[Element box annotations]
= = = = = = =

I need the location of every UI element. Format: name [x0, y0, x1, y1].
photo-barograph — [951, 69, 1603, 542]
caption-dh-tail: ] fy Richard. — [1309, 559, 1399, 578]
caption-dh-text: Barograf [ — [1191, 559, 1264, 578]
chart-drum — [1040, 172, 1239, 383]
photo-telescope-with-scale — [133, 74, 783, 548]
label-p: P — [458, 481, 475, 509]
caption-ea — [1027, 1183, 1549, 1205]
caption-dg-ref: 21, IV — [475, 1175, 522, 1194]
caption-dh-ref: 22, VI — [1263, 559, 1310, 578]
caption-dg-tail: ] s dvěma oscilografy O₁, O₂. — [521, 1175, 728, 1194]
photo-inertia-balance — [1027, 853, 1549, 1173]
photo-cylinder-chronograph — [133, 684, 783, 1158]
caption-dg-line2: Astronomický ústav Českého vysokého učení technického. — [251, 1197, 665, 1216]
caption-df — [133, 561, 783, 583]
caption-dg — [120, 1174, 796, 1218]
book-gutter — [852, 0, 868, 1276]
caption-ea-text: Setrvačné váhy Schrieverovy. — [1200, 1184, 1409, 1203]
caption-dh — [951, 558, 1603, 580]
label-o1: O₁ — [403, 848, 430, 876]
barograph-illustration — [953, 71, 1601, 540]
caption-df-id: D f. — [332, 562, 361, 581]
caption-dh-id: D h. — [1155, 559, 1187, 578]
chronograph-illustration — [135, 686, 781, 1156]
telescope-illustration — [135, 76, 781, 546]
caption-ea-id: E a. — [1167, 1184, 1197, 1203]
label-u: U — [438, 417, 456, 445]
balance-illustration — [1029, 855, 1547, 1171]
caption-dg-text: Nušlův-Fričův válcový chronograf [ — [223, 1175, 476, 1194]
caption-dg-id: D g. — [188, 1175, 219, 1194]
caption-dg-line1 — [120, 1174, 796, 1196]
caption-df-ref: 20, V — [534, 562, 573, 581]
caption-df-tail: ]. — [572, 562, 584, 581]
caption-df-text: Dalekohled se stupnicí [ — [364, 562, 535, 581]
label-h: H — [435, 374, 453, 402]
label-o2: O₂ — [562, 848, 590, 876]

= = = = = = =

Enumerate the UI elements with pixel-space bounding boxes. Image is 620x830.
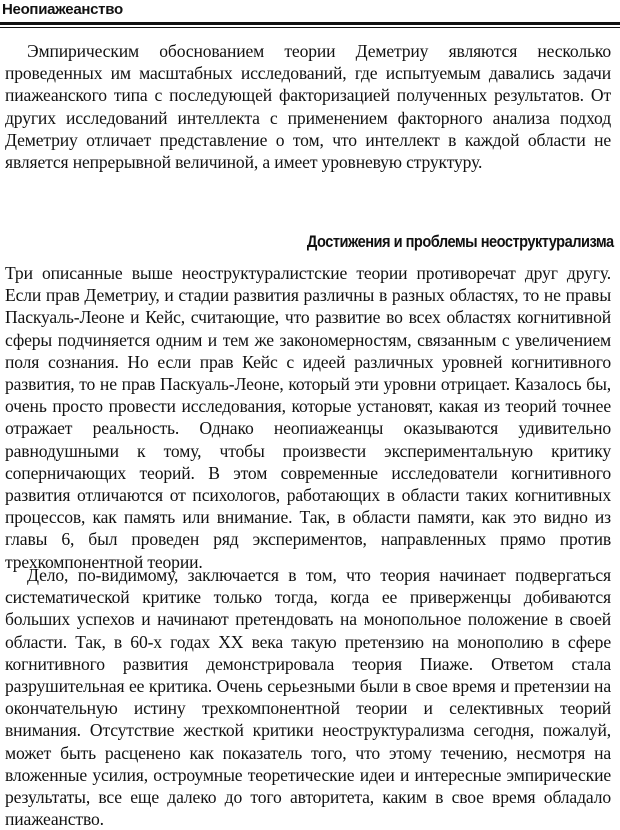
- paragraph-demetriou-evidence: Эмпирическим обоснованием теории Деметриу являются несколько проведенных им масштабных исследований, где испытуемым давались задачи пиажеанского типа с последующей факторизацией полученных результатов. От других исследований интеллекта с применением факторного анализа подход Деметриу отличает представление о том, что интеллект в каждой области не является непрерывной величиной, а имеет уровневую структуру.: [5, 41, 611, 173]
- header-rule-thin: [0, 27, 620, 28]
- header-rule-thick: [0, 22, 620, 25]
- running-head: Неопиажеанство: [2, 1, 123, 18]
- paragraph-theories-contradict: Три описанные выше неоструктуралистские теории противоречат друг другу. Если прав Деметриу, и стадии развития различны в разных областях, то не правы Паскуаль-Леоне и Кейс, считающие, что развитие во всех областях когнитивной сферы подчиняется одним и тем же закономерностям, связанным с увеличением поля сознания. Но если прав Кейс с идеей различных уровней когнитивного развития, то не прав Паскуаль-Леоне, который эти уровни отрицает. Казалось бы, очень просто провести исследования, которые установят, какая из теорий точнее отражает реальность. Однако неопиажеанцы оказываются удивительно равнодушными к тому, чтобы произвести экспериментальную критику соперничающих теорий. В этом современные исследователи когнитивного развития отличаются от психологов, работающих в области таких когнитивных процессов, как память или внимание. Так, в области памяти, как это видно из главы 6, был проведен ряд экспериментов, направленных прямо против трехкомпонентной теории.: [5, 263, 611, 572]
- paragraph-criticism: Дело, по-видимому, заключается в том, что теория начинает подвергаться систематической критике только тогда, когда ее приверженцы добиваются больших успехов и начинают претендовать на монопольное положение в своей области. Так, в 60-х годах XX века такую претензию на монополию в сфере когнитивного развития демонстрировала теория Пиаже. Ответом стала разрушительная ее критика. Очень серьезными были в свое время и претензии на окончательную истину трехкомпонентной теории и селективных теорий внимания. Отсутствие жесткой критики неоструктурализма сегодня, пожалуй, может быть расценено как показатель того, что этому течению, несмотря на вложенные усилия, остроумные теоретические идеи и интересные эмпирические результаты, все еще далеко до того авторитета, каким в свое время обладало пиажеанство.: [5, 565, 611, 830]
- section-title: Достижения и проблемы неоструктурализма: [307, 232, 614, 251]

= = = = = = =

Exercise objective: Rewrite the lines from the one containing "- paragraph-demetriou-evidence: Эмпирическим" through the one containing "- running-head: Неопиажеанство: [2, 1, 123, 18]", substituting "page-header" for "running-head" and leaving everything else unchanged.

Exercise solution:
- paragraph-demetriou-evidence: Эмпирическим обоснованием теории Деметриу являются несколько проведенных им масштабных исследований, где испытуемым давались задачи пиажеанского типа с последующей факторизацией полученных результатов. От других исследований интеллекта с применением факторного анализа подход Деметриу отличает представление о том, что интеллект в каждой области не является непрерывной величиной, а имеет уровневую структуру.: [5, 41, 611, 173]
- header-rule-thin: [0, 27, 620, 28]
- header-rule-thick: [0, 22, 620, 25]
- page-header: Неопиажеанство: [2, 1, 123, 18]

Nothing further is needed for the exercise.